(Spatial annotation rows)
-- begin --

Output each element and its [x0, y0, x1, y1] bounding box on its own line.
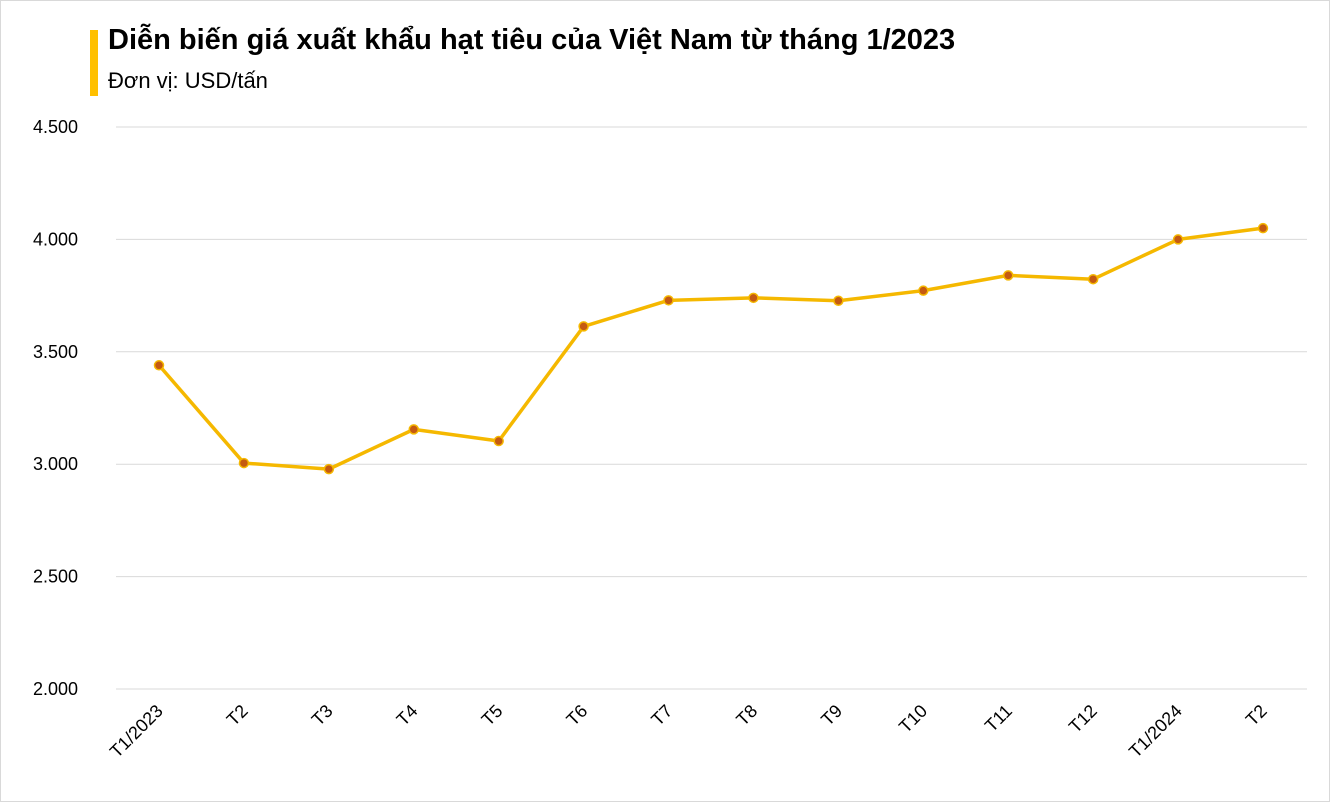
x-tick-label: T1/2024: [1125, 701, 1186, 762]
data-point: [663, 295, 674, 306]
data-point: [1172, 234, 1184, 245]
series-price: [157, 226, 1265, 471]
data-point: [1257, 222, 1269, 234]
x-tick-label: T4: [393, 701, 422, 730]
data-markers: [153, 222, 1269, 475]
data-point: [153, 360, 165, 371]
x-tick-label: T6: [562, 701, 591, 730]
data-point: [493, 435, 504, 447]
x-tick-label: T7: [647, 701, 676, 730]
chart-title: Diễn biến giá xuất khẩu hạt tiêu của Việ…: [108, 24, 956, 56]
data-point: [408, 424, 420, 435]
data-point: [238, 457, 250, 469]
x-tick-label: T2: [1242, 701, 1271, 730]
data-point: [1087, 273, 1099, 285]
data-point: [323, 463, 335, 475]
x-tick-label: T12: [1065, 701, 1101, 737]
series-line: [157, 226, 1265, 471]
y-tick-label: 3.000: [33, 454, 78, 474]
y-tick-label: 2.000: [33, 679, 78, 699]
x-tick-label: T3: [308, 701, 337, 730]
x-tick-label: T1/2023: [106, 701, 167, 762]
y-axis-tick-labels: 2.000 2.500 3.000 3.500 4.000 4.500: [33, 117, 78, 699]
chart-unit-subtitle: Đơn vị: USD/tấn: [108, 68, 268, 93]
y-tick-label: 3.500: [33, 342, 78, 362]
title-accent-bar: [90, 30, 98, 96]
x-tick-label: T11: [981, 701, 1016, 736]
x-axis-tick-labels: T1/2023 T2 T3 T4 T5 T6 T7 T8 T9 T10 T11 T12 T1/2024 T…: [106, 701, 1271, 762]
x-tick-label: T10: [895, 701, 931, 737]
data-point: [578, 321, 589, 332]
data-point: [748, 292, 759, 304]
data-point: [833, 295, 844, 307]
x-tick-label: T9: [817, 701, 846, 730]
x-tick-label: T5: [478, 701, 507, 730]
x-tick-label: T8: [732, 701, 761, 730]
data-point: [1002, 270, 1014, 281]
gridlines: [116, 126, 1307, 690]
y-tick-label: 4.500: [33, 117, 78, 137]
y-tick-label: 2.500: [33, 567, 78, 587]
data-point: [918, 285, 929, 296]
x-tick-label: T2: [223, 701, 252, 730]
y-tick-label: 4.000: [33, 229, 78, 249]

-- end --

Your objective:
Write out the rows above, starting at the line containing "x-tick-label: T1/2024: [1125, 701, 1186, 762]" and ending at the line containing "x-tick-label: T7: [647, 701, 676, 730]", both included.

Complete output:
x-tick-label: T1/2024: [1125, 701, 1186, 762]
data-point: [663, 295, 674, 306]
data-point: [1172, 234, 1184, 245]
series-price: [157, 226, 1265, 471]
data-point: [1257, 222, 1269, 234]
x-tick-label: T4: [393, 701, 422, 730]
data-markers: [153, 222, 1269, 475]
data-point: [153, 360, 165, 371]
x-tick-label: T6: [562, 701, 591, 730]
data-point: [493, 435, 504, 447]
x-tick-label: T7: [647, 701, 676, 730]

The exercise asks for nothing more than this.